— DATA FOR THIS EXERCISE —
[BEGIN]
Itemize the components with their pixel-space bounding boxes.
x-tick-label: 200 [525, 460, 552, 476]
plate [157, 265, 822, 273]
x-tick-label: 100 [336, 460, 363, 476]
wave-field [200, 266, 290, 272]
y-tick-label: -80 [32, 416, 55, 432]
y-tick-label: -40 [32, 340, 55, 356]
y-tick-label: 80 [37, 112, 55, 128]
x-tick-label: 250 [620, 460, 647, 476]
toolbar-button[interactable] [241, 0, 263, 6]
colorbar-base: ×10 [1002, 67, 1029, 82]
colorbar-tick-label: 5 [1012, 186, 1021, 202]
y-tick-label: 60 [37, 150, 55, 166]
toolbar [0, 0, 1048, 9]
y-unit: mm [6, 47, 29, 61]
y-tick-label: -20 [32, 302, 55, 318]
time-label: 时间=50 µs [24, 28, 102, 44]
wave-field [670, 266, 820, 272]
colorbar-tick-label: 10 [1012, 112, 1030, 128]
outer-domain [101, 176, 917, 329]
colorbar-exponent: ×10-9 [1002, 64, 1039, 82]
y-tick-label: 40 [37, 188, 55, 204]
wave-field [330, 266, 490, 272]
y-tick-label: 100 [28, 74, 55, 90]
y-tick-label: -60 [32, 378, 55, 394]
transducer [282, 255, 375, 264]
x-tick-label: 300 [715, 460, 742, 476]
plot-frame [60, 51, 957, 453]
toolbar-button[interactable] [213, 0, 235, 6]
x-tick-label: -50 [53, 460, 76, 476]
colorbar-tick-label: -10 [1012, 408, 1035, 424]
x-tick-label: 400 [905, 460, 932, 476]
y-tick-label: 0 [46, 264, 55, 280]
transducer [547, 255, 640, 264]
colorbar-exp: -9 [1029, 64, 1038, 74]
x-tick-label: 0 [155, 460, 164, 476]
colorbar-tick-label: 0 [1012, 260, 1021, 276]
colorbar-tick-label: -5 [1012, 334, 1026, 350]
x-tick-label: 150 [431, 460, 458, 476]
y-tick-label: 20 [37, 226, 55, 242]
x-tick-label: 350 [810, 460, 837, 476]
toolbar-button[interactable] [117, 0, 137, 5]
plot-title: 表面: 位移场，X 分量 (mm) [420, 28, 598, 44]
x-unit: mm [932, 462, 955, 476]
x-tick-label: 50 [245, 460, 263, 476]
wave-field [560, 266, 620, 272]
[END]
— AIM OF THE TASK —
Reproduce every line of the entry above without changing a single character.

— ANSWER TO THE PROBLEM —
Itemize the components with their pixel-space bounding boxes.
x-tick-label: 200 [525, 460, 552, 476]
plate [157, 265, 822, 273]
x-tick-label: 100 [336, 460, 363, 476]
wave-field [200, 266, 290, 272]
y-tick-label: -80 [32, 416, 55, 432]
y-tick-label: -40 [32, 340, 55, 356]
y-tick-label: 80 [37, 112, 55, 128]
x-tick-label: 250 [620, 460, 647, 476]
toolbar-button[interactable] [241, 0, 263, 6]
colorbar-base: ×10 [1002, 67, 1029, 82]
colorbar-tick-label: 5 [1012, 186, 1021, 202]
y-tick-label: 60 [37, 150, 55, 166]
toolbar [0, 0, 1048, 9]
y-unit: mm [6, 47, 29, 61]
y-tick-label: -20 [32, 302, 55, 318]
time-label: 时间=50 µs [24, 28, 102, 44]
wave-field [670, 266, 820, 272]
colorbar-tick-label: 10 [1012, 112, 1030, 128]
outer-domain [101, 176, 917, 329]
colorbar-exponent: ×10-9 [1002, 64, 1039, 82]
y-tick-label: 40 [37, 188, 55, 204]
wave-field [330, 266, 490, 272]
y-tick-label: 100 [28, 74, 55, 90]
y-tick-label: -60 [32, 378, 55, 394]
transducer [282, 255, 375, 264]
x-tick-label: 300 [715, 460, 742, 476]
plot-frame [60, 51, 957, 453]
toolbar-button[interactable] [213, 0, 235, 6]
x-tick-label: -50 [53, 460, 76, 476]
colorbar-tick-label: -10 [1012, 408, 1035, 424]
x-tick-label: 400 [905, 460, 932, 476]
y-tick-label: 0 [46, 264, 55, 280]
transducer [547, 255, 640, 264]
colorbar-exp: -9 [1029, 64, 1038, 74]
x-tick-label: 0 [155, 460, 164, 476]
colorbar-tick-label: 0 [1012, 260, 1021, 276]
colorbar-tick-label: -5 [1012, 334, 1026, 350]
x-tick-label: 150 [431, 460, 458, 476]
y-tick-label: 20 [37, 226, 55, 242]
x-tick-label: 350 [810, 460, 837, 476]
toolbar-button[interactable] [117, 0, 137, 5]
plot-title: 表面: 位移场，X 分量 (mm) [420, 28, 598, 44]
x-unit: mm [932, 462, 955, 476]
x-tick-label: 50 [245, 460, 263, 476]
wave-field [560, 266, 620, 272]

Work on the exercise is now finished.